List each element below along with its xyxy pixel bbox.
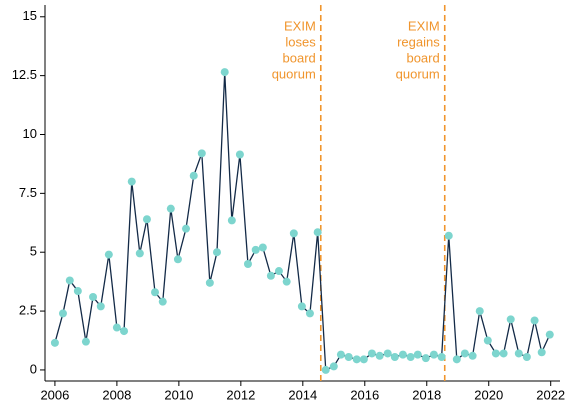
marker bbox=[305, 309, 314, 318]
marker bbox=[367, 349, 376, 358]
marker bbox=[429, 350, 438, 359]
marker bbox=[522, 352, 531, 361]
annotation: board bbox=[406, 50, 439, 65]
marker bbox=[127, 177, 136, 186]
y-tick-label: 7.5 bbox=[19, 185, 37, 200]
marker bbox=[545, 330, 554, 339]
marker bbox=[73, 287, 82, 296]
marker bbox=[212, 248, 221, 257]
marker bbox=[205, 278, 214, 287]
marker bbox=[514, 349, 523, 358]
marker bbox=[491, 349, 500, 358]
marker bbox=[274, 267, 283, 276]
annotation: EXIM bbox=[408, 18, 440, 33]
marker bbox=[289, 229, 298, 238]
marker bbox=[251, 245, 260, 254]
annotation: quorum bbox=[396, 66, 440, 81]
marker bbox=[65, 276, 74, 285]
x-tick-label: 2018 bbox=[412, 387, 441, 402]
marker bbox=[452, 355, 461, 364]
marker bbox=[530, 316, 539, 325]
y-tick-label: 10 bbox=[23, 126, 37, 141]
marker bbox=[313, 228, 322, 237]
y-tick-label: 12.5 bbox=[12, 67, 37, 82]
marker bbox=[475, 307, 484, 316]
marker bbox=[235, 150, 244, 159]
marker bbox=[352, 355, 361, 364]
marker bbox=[173, 255, 182, 264]
marker bbox=[329, 362, 338, 371]
marker bbox=[390, 352, 399, 361]
marker bbox=[81, 337, 90, 346]
marker bbox=[499, 349, 508, 358]
marker bbox=[460, 349, 469, 358]
marker bbox=[142, 215, 151, 224]
marker bbox=[359, 355, 368, 364]
marker bbox=[336, 350, 345, 359]
y-tick-label: 0 bbox=[30, 361, 37, 376]
x-tick-label: 2010 bbox=[164, 387, 193, 402]
marker bbox=[413, 350, 422, 359]
marker bbox=[158, 297, 167, 306]
marker bbox=[468, 351, 477, 360]
marker bbox=[112, 323, 121, 332]
marker bbox=[220, 68, 229, 77]
marker bbox=[227, 216, 236, 225]
marker bbox=[282, 277, 291, 286]
annotation: quorum bbox=[272, 66, 316, 81]
marker bbox=[437, 352, 446, 361]
annotation: EXIM bbox=[284, 18, 316, 33]
marker bbox=[321, 365, 330, 374]
marker bbox=[506, 315, 515, 324]
marker bbox=[406, 352, 415, 361]
marker bbox=[135, 249, 144, 258]
y-tick-label: 5 bbox=[30, 244, 37, 259]
marker bbox=[297, 302, 306, 311]
marker bbox=[266, 271, 275, 280]
marker bbox=[189, 171, 198, 180]
x-tick-label: 2008 bbox=[102, 387, 131, 402]
marker bbox=[181, 224, 190, 233]
marker bbox=[58, 309, 67, 318]
x-tick-label: 2022 bbox=[536, 387, 565, 402]
annotation: board bbox=[283, 50, 316, 65]
marker bbox=[151, 288, 160, 297]
marker bbox=[344, 352, 353, 361]
y-tick-label: 2.5 bbox=[19, 303, 37, 318]
marker bbox=[197, 149, 206, 158]
y-tick-label: 15 bbox=[23, 8, 37, 23]
marker bbox=[104, 250, 113, 259]
annotation: regains bbox=[397, 34, 440, 49]
marker bbox=[375, 351, 384, 360]
marker bbox=[537, 348, 546, 357]
marker bbox=[258, 243, 267, 252]
x-tick-label: 2012 bbox=[226, 387, 255, 402]
marker bbox=[120, 327, 129, 336]
annotation: loses bbox=[285, 34, 316, 49]
x-tick-label: 2014 bbox=[288, 387, 317, 402]
marker bbox=[96, 302, 105, 311]
line bbox=[54, 72, 551, 371]
x-tick-label: 2006 bbox=[40, 387, 69, 402]
marker bbox=[89, 292, 98, 301]
marker bbox=[483, 336, 492, 345]
marker bbox=[243, 259, 252, 268]
marker bbox=[383, 349, 392, 358]
marker bbox=[421, 354, 430, 363]
x-tick-label: 2020 bbox=[474, 387, 503, 402]
marker bbox=[50, 338, 59, 347]
x-tick-label: 2016 bbox=[350, 387, 379, 402]
marker bbox=[166, 204, 175, 213]
marker bbox=[398, 350, 407, 359]
marker bbox=[444, 231, 453, 240]
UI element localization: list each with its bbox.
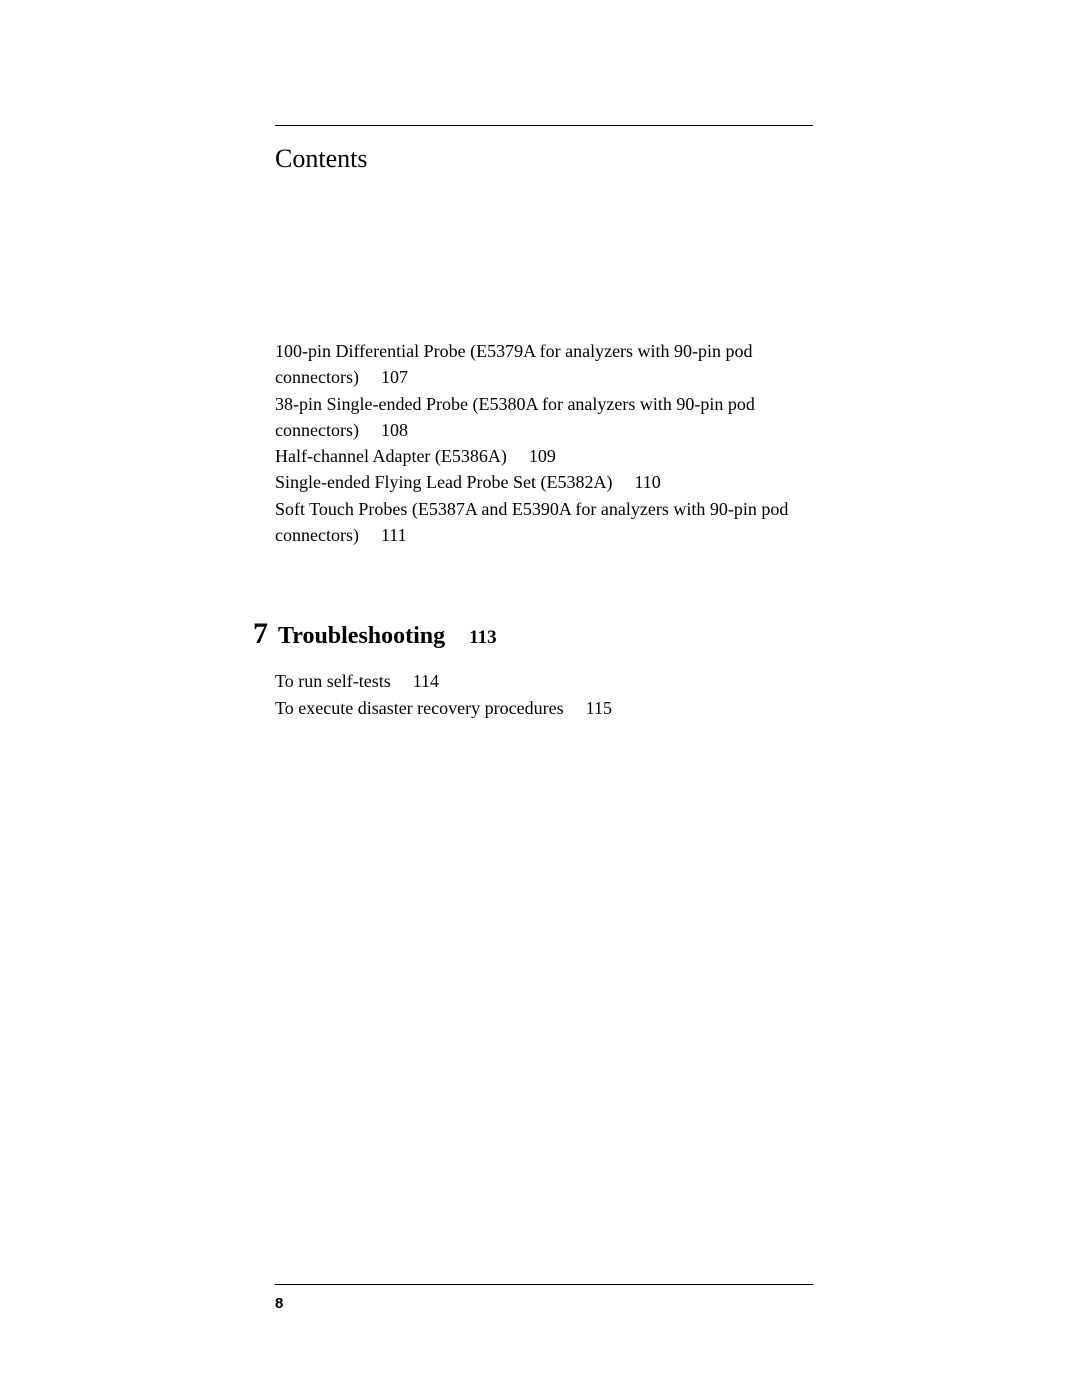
toc-line: connectors) 111 — [275, 523, 813, 547]
toc-line: Half-channel Adapter (E5386A) 109 — [275, 444, 813, 468]
toc-text: Single-ended Flying Lead Probe Set (E538… — [275, 472, 612, 492]
toc-text: To execute disaster recovery procedures — [275, 698, 564, 718]
toc-line: connectors) 107 — [275, 365, 813, 389]
toc-text: To run self-tests — [275, 671, 391, 691]
bottom-rule — [275, 1284, 813, 1285]
toc-line: 38-pin Single-ended Probe (E5380A for an… — [275, 392, 813, 416]
toc-page: 108 — [381, 420, 408, 440]
toc-page: 114 — [413, 671, 439, 691]
top-rule — [275, 125, 813, 126]
toc-line: To execute disaster recovery procedures 1… — [275, 696, 813, 720]
chapter-title: Troubleshooting — [278, 623, 445, 650]
toc-text: 100-pin Differential Probe (E5379A for a… — [275, 341, 753, 361]
toc-text: connectors) — [275, 420, 359, 440]
toc-text: 38-pin Single-ended Probe (E5380A for an… — [275, 394, 755, 414]
toc-text: connectors) — [275, 525, 359, 545]
toc-line: Soft Touch Probes (E5387A and E5390A for… — [275, 497, 813, 521]
contents-heading: Contents — [275, 144, 813, 174]
toc-line: To run self-tests 114 — [275, 669, 813, 693]
toc-page: 109 — [529, 446, 556, 466]
toc-line: connectors) 108 — [275, 418, 813, 442]
page-number: 8 — [275, 1295, 813, 1312]
toc-page: 110 — [634, 472, 660, 492]
toc-page: 111 — [381, 525, 407, 545]
toc-line: Single-ended Flying Lead Probe Set (E538… — [275, 470, 813, 494]
chapter-heading: 7 Troubleshooting 113 — [253, 617, 813, 651]
toc-text: Half-channel Adapter (E5386A) — [275, 446, 507, 466]
toc-block: 100-pin Differential Probe (E5379A for a… — [275, 339, 813, 547]
toc-line: 100-pin Differential Probe (E5379A for a… — [275, 339, 813, 363]
toc-text: connectors) — [275, 367, 359, 387]
toc-page: 107 — [381, 367, 408, 387]
toc-page: 115 — [586, 698, 612, 718]
toc-text: Soft Touch Probes (E5387A and E5390A for… — [275, 499, 788, 519]
chapter-subitems: To run self-tests 114 To execute disaster… — [275, 669, 813, 720]
chapter-number: 7 — [253, 617, 268, 651]
chapter-page: 113 — [469, 627, 496, 649]
page-footer: 8 — [275, 1284, 813, 1312]
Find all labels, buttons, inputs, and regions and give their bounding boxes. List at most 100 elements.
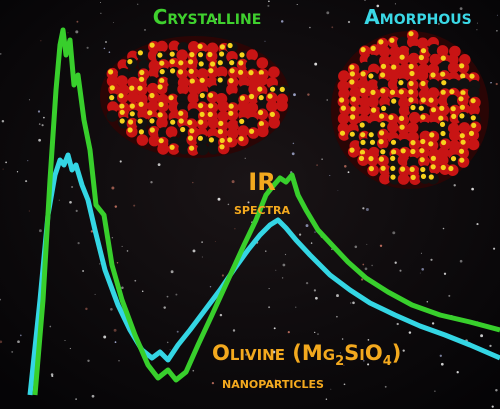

--------

Stated exercise
Copy the listing above line for line, without changing anything, and leave out the pictures.

Task solution
List each element below along with its xyxy pixel bbox.
marker bbox=[305, 309, 314, 318]
marker bbox=[367, 349, 376, 358]
marker bbox=[429, 350, 438, 359]
marker bbox=[522, 352, 531, 361]
annotation: board bbox=[406, 50, 439, 65]
marker bbox=[127, 177, 136, 186]
y-tick-label: 7.5 bbox=[19, 185, 37, 200]
marker bbox=[545, 330, 554, 339]
marker bbox=[73, 287, 82, 296]
marker bbox=[212, 248, 221, 257]
marker bbox=[205, 278, 214, 287]
marker bbox=[514, 349, 523, 358]
marker bbox=[491, 349, 500, 358]
marker bbox=[274, 267, 283, 276]
annotation: EXIM bbox=[408, 18, 440, 33]
marker bbox=[289, 229, 298, 238]
marker bbox=[251, 245, 260, 254]
annotation: quorum bbox=[396, 66, 440, 81]
marker bbox=[65, 276, 74, 285]
x-tick-label: 2018 bbox=[412, 387, 441, 402]
marker bbox=[452, 355, 461, 364]
marker bbox=[530, 316, 539, 325]
y-tick-label: 10 bbox=[23, 126, 37, 141]
marker bbox=[313, 228, 322, 237]
y-tick-label: 12.5 bbox=[12, 67, 37, 82]
marker bbox=[475, 307, 484, 316]
marker bbox=[235, 150, 244, 159]
marker bbox=[352, 355, 361, 364]
marker bbox=[173, 255, 182, 264]
marker bbox=[329, 362, 338, 371]
marker bbox=[390, 352, 399, 361]
marker bbox=[81, 337, 90, 346]
marker bbox=[499, 349, 508, 358]
marker bbox=[460, 349, 469, 358]
marker bbox=[142, 215, 151, 224]
marker bbox=[359, 355, 368, 364]
marker bbox=[336, 350, 345, 359]
y-tick-label: 0 bbox=[30, 361, 37, 376]
x-tick-label: 2010 bbox=[164, 387, 193, 402]
marker bbox=[413, 350, 422, 359]
marker bbox=[158, 297, 167, 306]
marker bbox=[468, 351, 477, 360]
marker bbox=[112, 323, 121, 332]
marker bbox=[220, 68, 229, 77]
marker bbox=[227, 216, 236, 225]
marker bbox=[282, 277, 291, 286]
annotation: quorum bbox=[272, 66, 316, 81]
marker bbox=[437, 352, 446, 361]
annotation: EXIM bbox=[284, 18, 316, 33]
marker bbox=[321, 365, 330, 374]
marker bbox=[506, 315, 515, 324]
marker bbox=[406, 352, 415, 361]
marker bbox=[135, 249, 144, 258]
y-tick-label: 5 bbox=[30, 244, 37, 259]
marker bbox=[297, 302, 306, 311]
marker bbox=[266, 271, 275, 280]
marker bbox=[189, 171, 198, 180]
x-tick-label: 2008 bbox=[102, 387, 131, 402]
marker bbox=[181, 224, 190, 233]
marker bbox=[58, 309, 67, 318]
x-tick-label: 2022 bbox=[536, 387, 565, 402]
annotation: board bbox=[283, 50, 316, 65]
marker bbox=[151, 288, 160, 297]
marker bbox=[344, 352, 353, 361]
y-tick-label: 2.5 bbox=[19, 303, 37, 318]
marker bbox=[197, 149, 206, 158]
y-tick-label: 15 bbox=[23, 8, 37, 23]
marker bbox=[104, 250, 113, 259]
annotation: regains bbox=[397, 34, 440, 49]
marker bbox=[375, 351, 384, 360]
marker bbox=[537, 348, 546, 357]
marker bbox=[258, 243, 267, 252]
x-tick-label: 2012 bbox=[226, 387, 255, 402]
marker bbox=[120, 327, 129, 336]
annotation: loses bbox=[285, 34, 316, 49]
x-tick-label: 2014 bbox=[288, 387, 317, 402]
marker bbox=[96, 302, 105, 311]
line bbox=[54, 72, 551, 371]
x-tick-label: 2006 bbox=[40, 387, 69, 402]
marker bbox=[89, 292, 98, 301]
marker bbox=[483, 336, 492, 345]
marker bbox=[243, 259, 252, 268]
marker bbox=[383, 349, 392, 358]
marker bbox=[421, 354, 430, 363]
x-tick-label: 2020 bbox=[474, 387, 503, 402]
marker bbox=[50, 338, 59, 347]
x-tick-label: 2016 bbox=[350, 387, 379, 402]
marker bbox=[166, 204, 175, 213]
marker bbox=[398, 350, 407, 359]
marker bbox=[444, 231, 453, 240]
UI element localization: list each with its bbox.
toc-line: connectors) 111 — [275, 523, 813, 547]
toc-line: Half-channel Adapter (E5386A) 109 — [275, 444, 813, 468]
toc-text: Single-ended Flying Lead Probe Set (E538… — [275, 472, 612, 492]
toc-text: To execute disaster recovery procedures — [275, 698, 564, 718]
toc-line: connectors) 107 — [275, 365, 813, 389]
toc-text: To run self-tests — [275, 671, 391, 691]
bottom-rule — [275, 1284, 813, 1285]
toc-line: 38-pin Single-ended Probe (E5380A for an… — [275, 392, 813, 416]
toc-page: 108 — [381, 420, 408, 440]
toc-page: 114 — [413, 671, 439, 691]
top-rule — [275, 125, 813, 126]
toc-line: To execute disaster recovery procedures 1… — [275, 696, 813, 720]
chapter-title: Troubleshooting — [278, 623, 445, 650]
toc-text: 100-pin Differential Probe (E5379A for a… — [275, 341, 753, 361]
toc-text: connectors) — [275, 420, 359, 440]
toc-text: 38-pin Single-ended Probe (E5380A for an… — [275, 394, 755, 414]
toc-text: connectors) — [275, 525, 359, 545]
toc-line: Soft Touch Probes (E5387A and E5390A for… — [275, 497, 813, 521]
contents-heading: Contents — [275, 144, 813, 174]
toc-line: To run self-tests 114 — [275, 669, 813, 693]
toc-page: 109 — [529, 446, 556, 466]
toc-line: connectors) 108 — [275, 418, 813, 442]
page-number: 8 — [275, 1295, 813, 1312]
toc-page: 110 — [634, 472, 660, 492]
toc-page: 111 — [381, 525, 407, 545]
toc-line: Single-ended Flying Lead Probe Set (E538… — [275, 470, 813, 494]
chapter-heading: 7 Troubleshooting 113 — [253, 617, 813, 651]
toc-text: Half-channel Adapter (E5386A) — [275, 446, 507, 466]
toc-block: 100-pin Differential Probe (E5379A for a… — [275, 339, 813, 547]
toc-line: 100-pin Differential Probe (E5379A for a… — [275, 339, 813, 363]
toc-text: connectors) — [275, 367, 359, 387]
toc-page: 107 — [381, 367, 408, 387]
toc-page: 115 — [586, 698, 612, 718]
toc-text: Soft Touch Probes (E5387A and E5390A for… — [275, 499, 788, 519]
chapter-subitems: To run self-tests 114 To execute disaster… — [275, 669, 813, 720]
chapter-number: 7 — [253, 617, 268, 651]
chapter-page: 113 — [469, 627, 496, 649]
page-footer: 8 — [275, 1284, 813, 1312]
Find all labels, buttons, inputs, and regions and give their bounding boxes. List at most 100 elements.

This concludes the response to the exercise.